What you will do: Transcribe all of the material below word for word and leave out its pictures.

Extracted data:
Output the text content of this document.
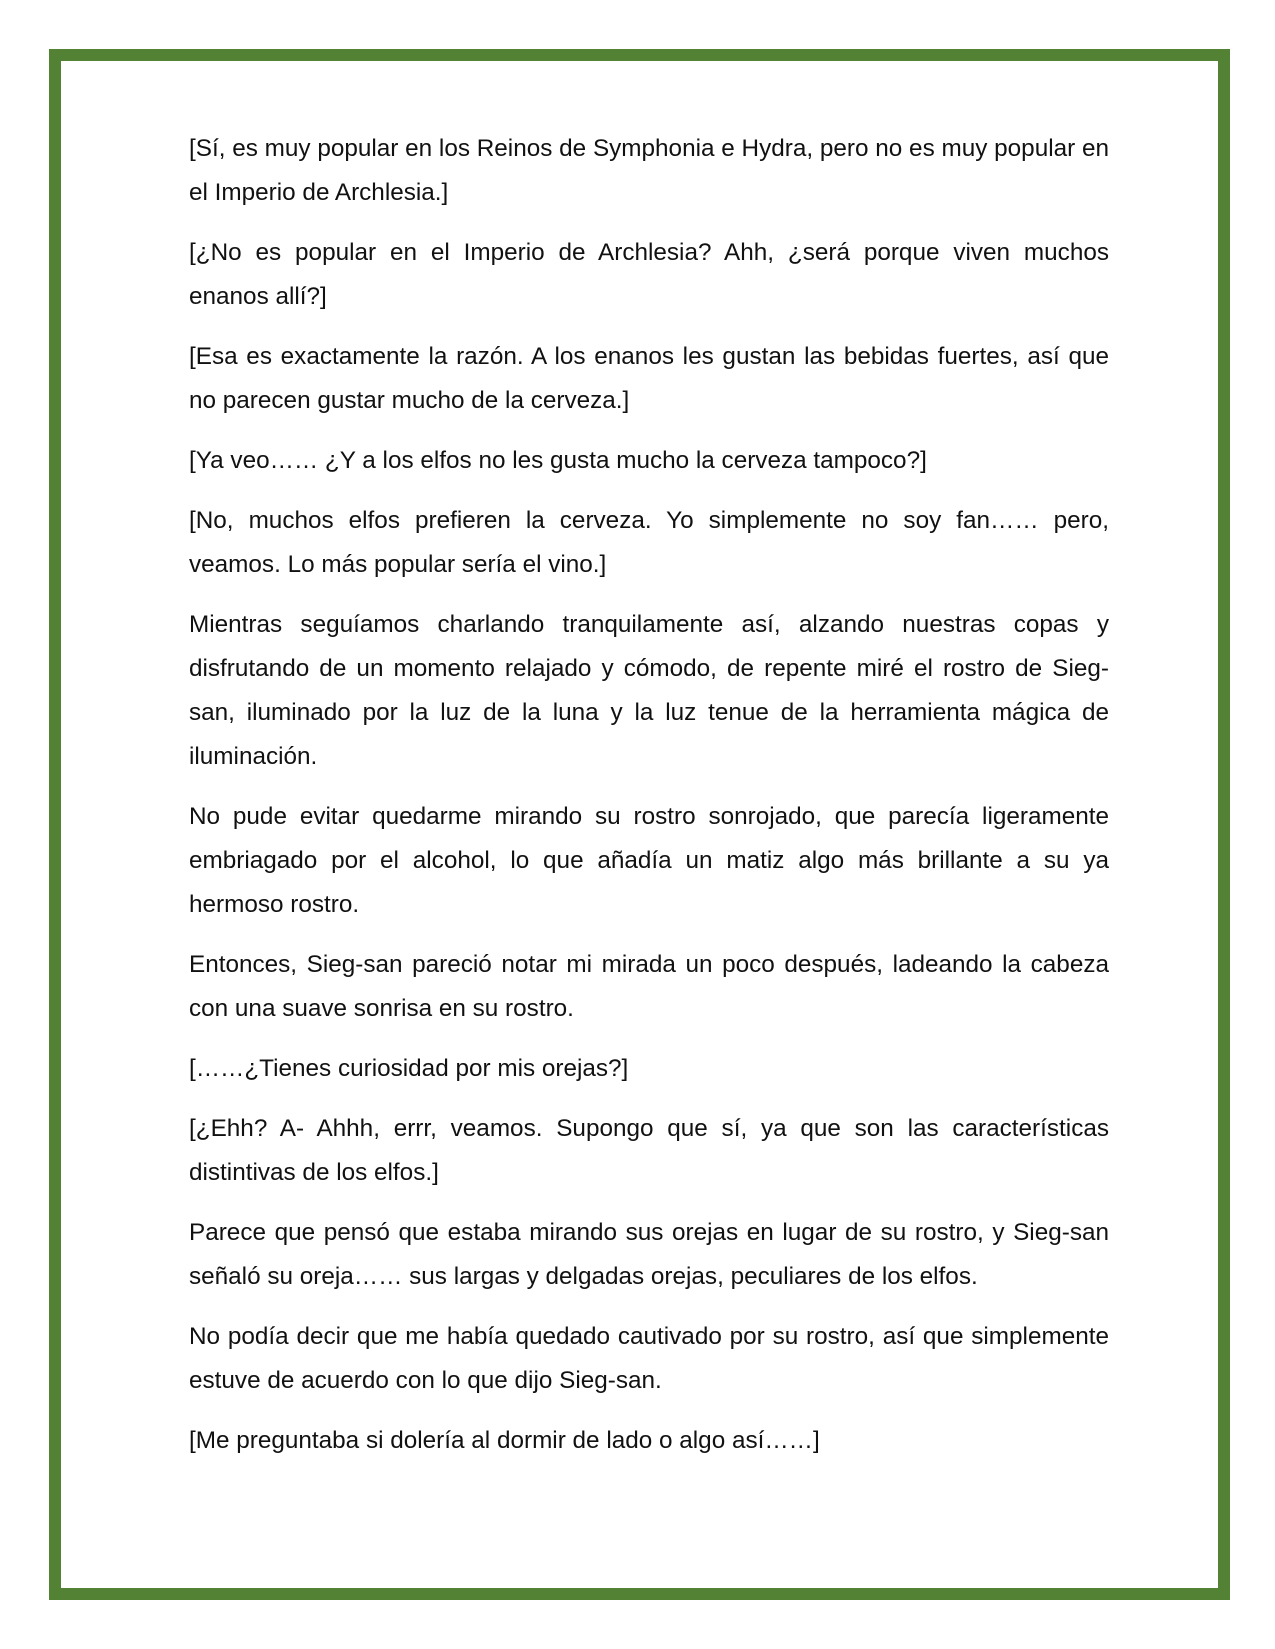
[Sí, es muy popular en los Reinos de Symphonia e Hydra, pero no es muy popular en el Imperio de Archlesia.]

[¿No es popular en el Imperio de Archlesia? Ahh, ¿será porque viven muchos enanos allí?]

[Esa es exactamente la razón. A los enanos les gustan las bebidas fuertes, así que no parecen gustar mucho de la cerveza.]

[Ya veo…… ¿Y a los elfos no les gusta mucho la cerveza tampoco?]

[No, muchos elfos prefieren la cerveza. Yo simplemente no soy fan…… pero, veamos. Lo más popular sería el vino.]

Mientras seguíamos charlando tranquilamente así, alzando nuestras copas y disfrutando de un momento relajado y cómodo, de repente miré el rostro de Sieg-san, iluminado por la luz de la luna y la luz tenue de la herramienta mágica de iluminación.

No pude evitar quedarme mirando su rostro sonrojado, que parecía ligeramente embriagado por el alcohol, lo que añadía un matiz algo más brillante a su ya hermoso rostro.

Entonces, Sieg-san pareció notar mi mirada un poco después, ladeando la cabeza con una suave sonrisa en su rostro.

[……¿Tienes curiosidad por mis orejas?]

[¿Ehh? A- Ahhh, errr, veamos. Supongo que sí, ya que son las características distintivas de los elfos.]

Parece que pensó que estaba mirando sus orejas en lugar de su rostro, y Sieg-san señaló su oreja…… sus largas y delgadas orejas, peculiares de los elfos.

No podía decir que me había quedado cautivado por su rostro, así que simplemente estuve de acuerdo con lo que dijo Sieg-san.

[Me preguntaba si dolería al dormir de lado o algo así……]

The output:
Output the text content of this document.
[Sí, es muy popular en los Reinos de Symphonia e Hydra, pero no es muy popular en el Imperio de Archlesia.]

[¿No es popular en el Imperio de Archlesia? Ahh, ¿será porque viven muchos enanos allí?]

[Esa es exactamente la razón. A los enanos les gustan las bebidas fuertes, así que no parecen gustar mucho de la cerveza.]

[Ya veo…… ¿Y a los elfos no les gusta mucho la cerveza tampoco?]

[No, muchos elfos prefieren la cerveza. Yo simplemente no soy fan…… pero, veamos. Lo más popular sería el vino.]

Mientras seguíamos charlando tranquilamente así, alzando nuestras copas y disfrutando de un momento relajado y cómodo, de repente miré el rostro de Sieg-san, iluminado por la luz de la luna y la luz tenue de la herramienta mágica de iluminación.

No pude evitar quedarme mirando su rostro sonrojado, que parecía ligeramente embriagado por el alcohol, lo que añadía un matiz algo más brillante a su ya hermoso rostro.

Entonces, Sieg-san pareció notar mi mirada un poco después, ladeando la cabeza con una suave sonrisa en su rostro.

[……¿Tienes curiosidad por mis orejas?]

[¿Ehh? A- Ahhh, errr, veamos. Supongo que sí, ya que son las características distintivas de los elfos.]

Parece que pensó que estaba mirando sus orejas en lugar de su rostro, y Sieg-san señaló su oreja…… sus largas y delgadas orejas, peculiares de los elfos.

No podía decir que me había quedado cautivado por su rostro, así que simplemente estuve de acuerdo con lo que dijo Sieg-san.

[Me preguntaba si dolería al dormir de lado o algo así……]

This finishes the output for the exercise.